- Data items
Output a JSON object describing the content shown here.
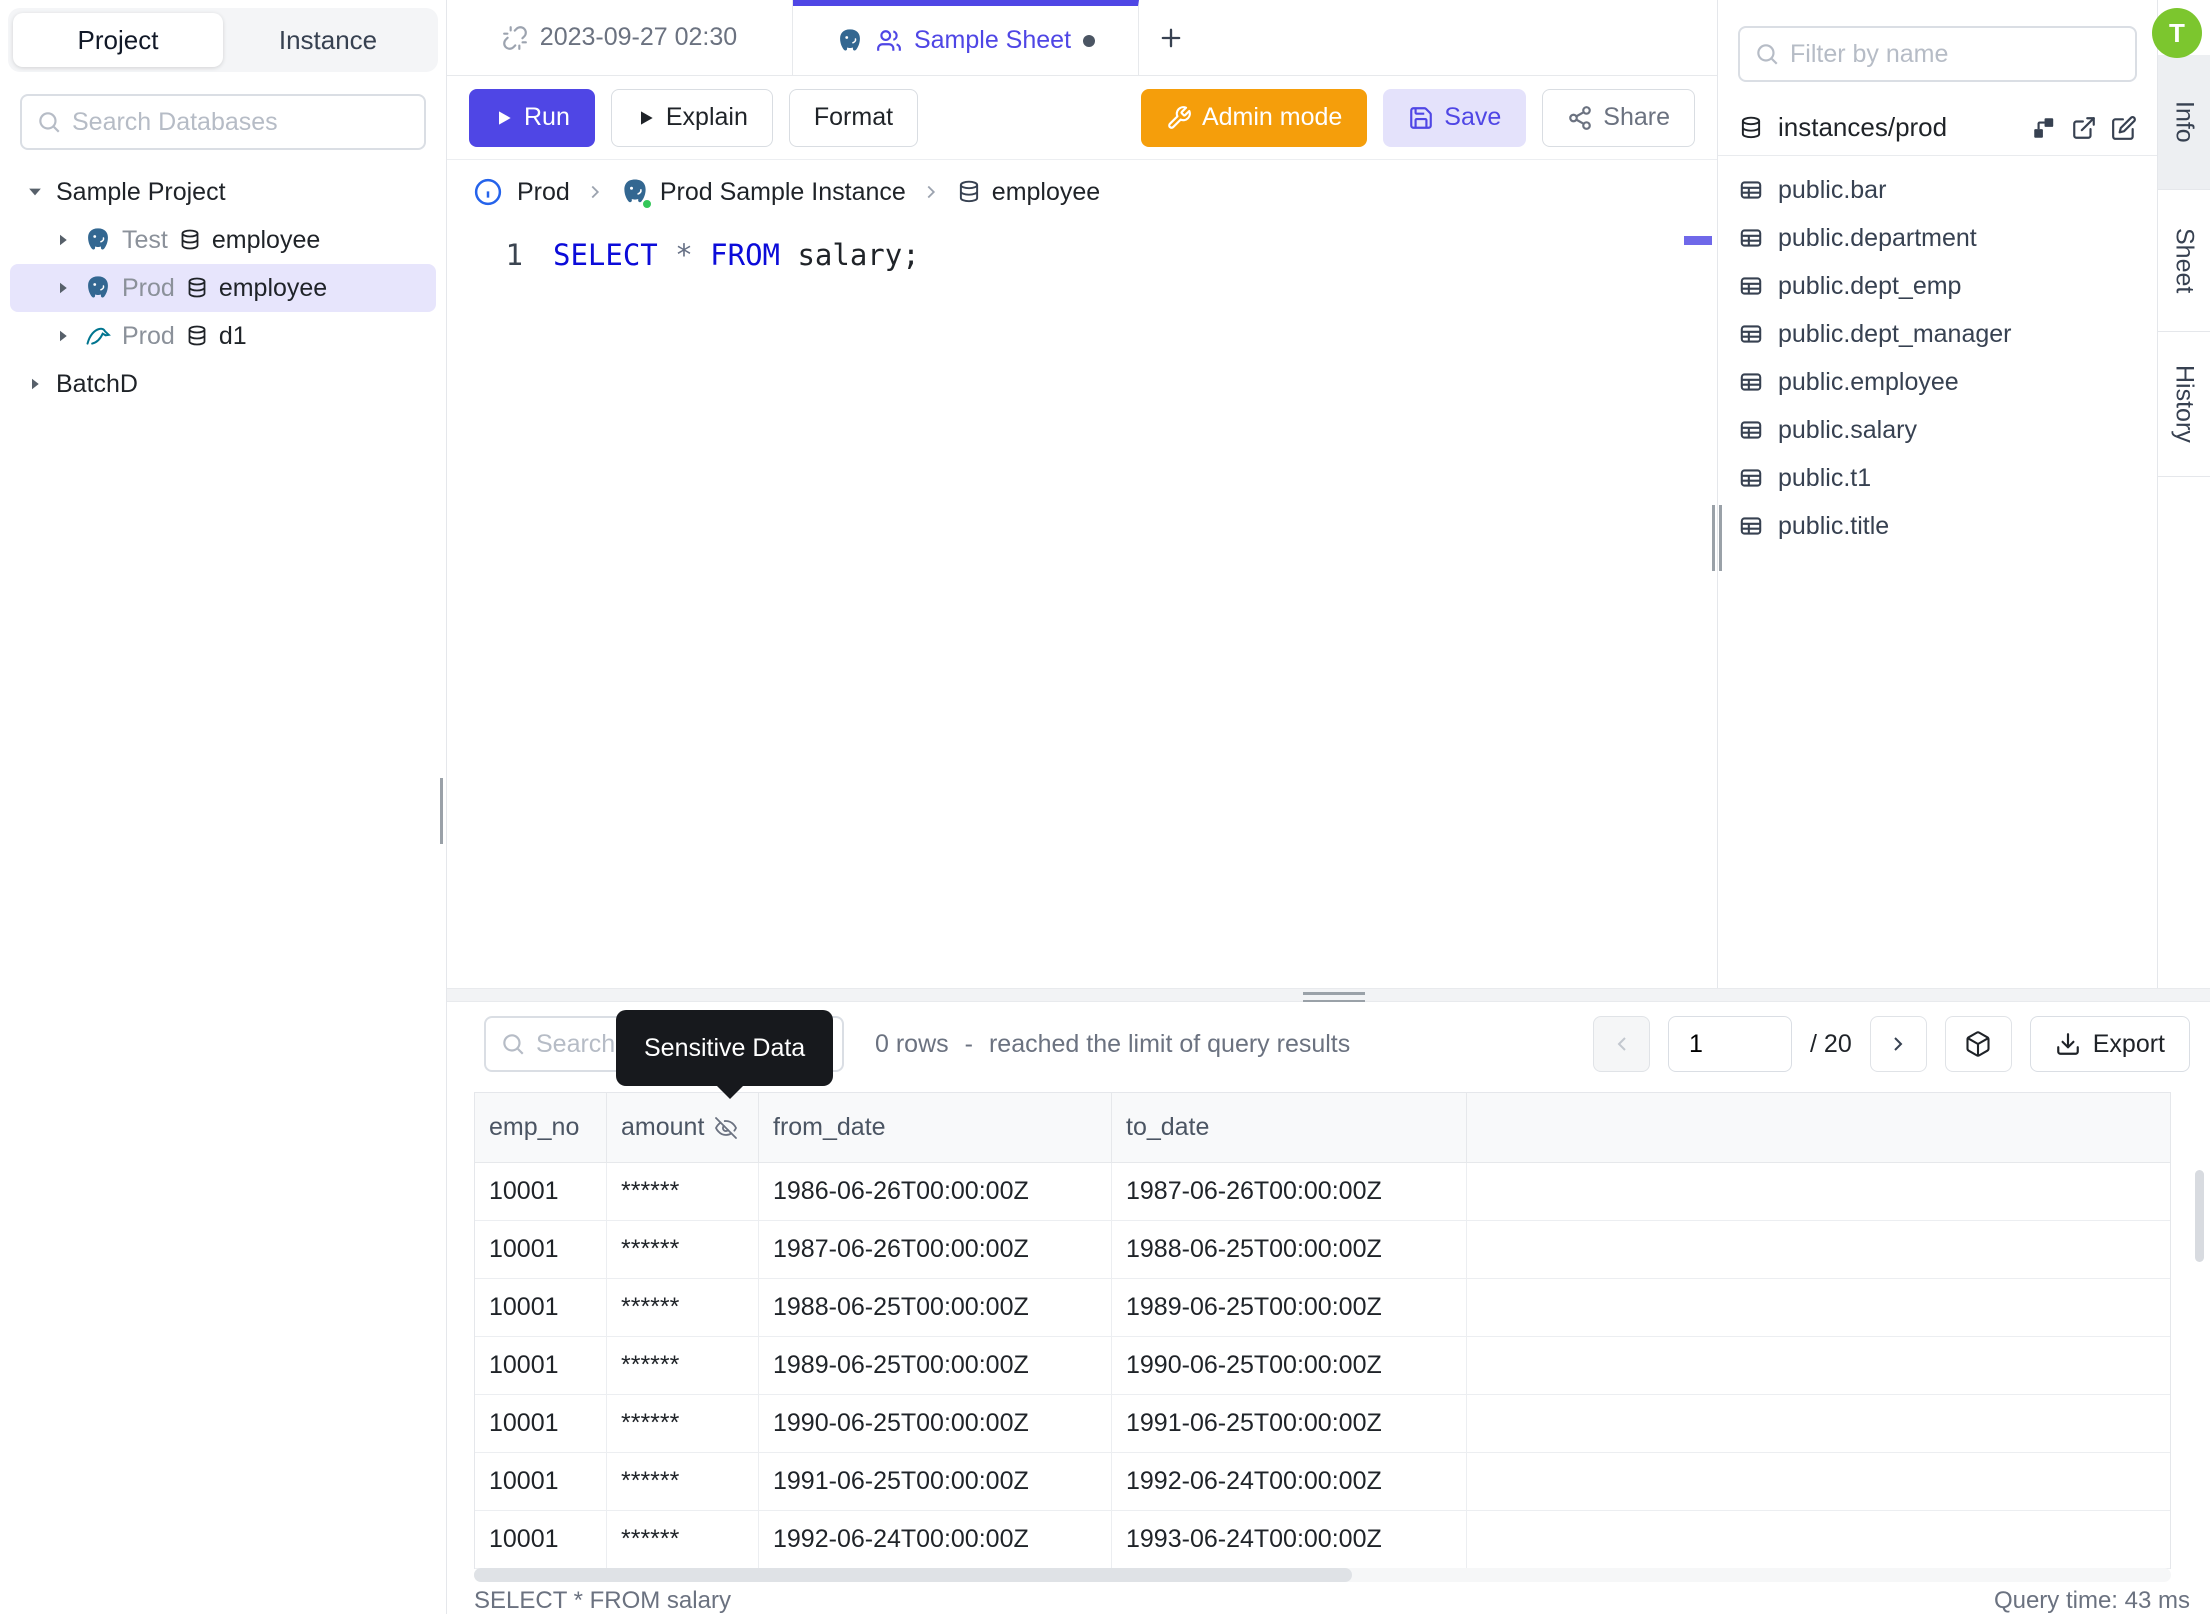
{
  "colors": {
    "accent": "#4f46e5",
    "admin_orange": "#f59e0b",
    "avatar_green": "#7cc62e",
    "keyword_blue": "#0b0bd9",
    "selected_row_bg": "#e7e5fc",
    "tooltip_bg": "#17191d"
  },
  "user": {
    "avatar_initial": "T"
  },
  "sidebar": {
    "tabs": [
      "Project",
      "Instance"
    ],
    "search_placeholder": "Search Databases",
    "tree": {
      "project": "Sample Project",
      "databases": [
        {
          "env": "Test",
          "name": "employee",
          "engine": "postgres"
        },
        {
          "env": "Prod",
          "name": "employee",
          "engine": "postgres"
        },
        {
          "env": "Prod",
          "name": "d1",
          "engine": "mysql"
        }
      ],
      "other_project": "BatchD"
    }
  },
  "tabbar": {
    "tabs": [
      {
        "label": "2023-09-27 02:30"
      },
      {
        "label": "Sample Sheet"
      }
    ],
    "add_label": "+"
  },
  "toolbar": {
    "run": "Run",
    "explain": "Explain",
    "format": "Format",
    "admin_mode": "Admin mode",
    "save": "Save",
    "share": "Share"
  },
  "breadcrumb": {
    "env": "Prod",
    "instance": "Prod Sample Instance",
    "database": "employee"
  },
  "editor": {
    "line_number": "1",
    "keyword1": "SELECT",
    "operator": " * ",
    "keyword2": "FROM",
    "rest": " salary;"
  },
  "right_panel": {
    "filter_placeholder": "Filter by name",
    "group": "instances/prod",
    "tables": [
      "public.bar",
      "public.department",
      "public.dept_emp",
      "public.dept_manager",
      "public.employee",
      "public.salary",
      "public.t1",
      "public.title"
    ]
  },
  "side_tabs": [
    "Info",
    "Sheet",
    "History"
  ],
  "results": {
    "search_placeholder": "Search",
    "tooltip": "Sensitive Data",
    "rows_count": "0 rows",
    "separator": "-",
    "limit_text": "reached the limit of query results",
    "page": "1",
    "page_total": "/ 20",
    "export_label": "Export",
    "columns": [
      "emp_no",
      "amount",
      "from_date",
      "to_date"
    ],
    "rows": [
      [
        "10001",
        "******",
        "1986-06-26T00:00:00Z",
        "1987-06-26T00:00:00Z"
      ],
      [
        "10001",
        "******",
        "1987-06-26T00:00:00Z",
        "1988-06-25T00:00:00Z"
      ],
      [
        "10001",
        "******",
        "1988-06-25T00:00:00Z",
        "1989-06-25T00:00:00Z"
      ],
      [
        "10001",
        "******",
        "1989-06-25T00:00:00Z",
        "1990-06-25T00:00:00Z"
      ],
      [
        "10001",
        "******",
        "1990-06-25T00:00:00Z",
        "1991-06-25T00:00:00Z"
      ],
      [
        "10001",
        "******",
        "1991-06-25T00:00:00Z",
        "1992-06-24T00:00:00Z"
      ],
      [
        "10001",
        "******",
        "1992-06-24T00:00:00Z",
        "1993-06-24T00:00:00Z"
      ]
    ],
    "status_query": "SELECT * FROM salary",
    "query_time": "Query time: 43 ms"
  }
}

- Problem details
Scan the material line by line and report each one that contains "name".

- The response
          "name": "employee",
          "name": "employee",
          "name": "d1",
    "filter_placeholder": "Filter by name",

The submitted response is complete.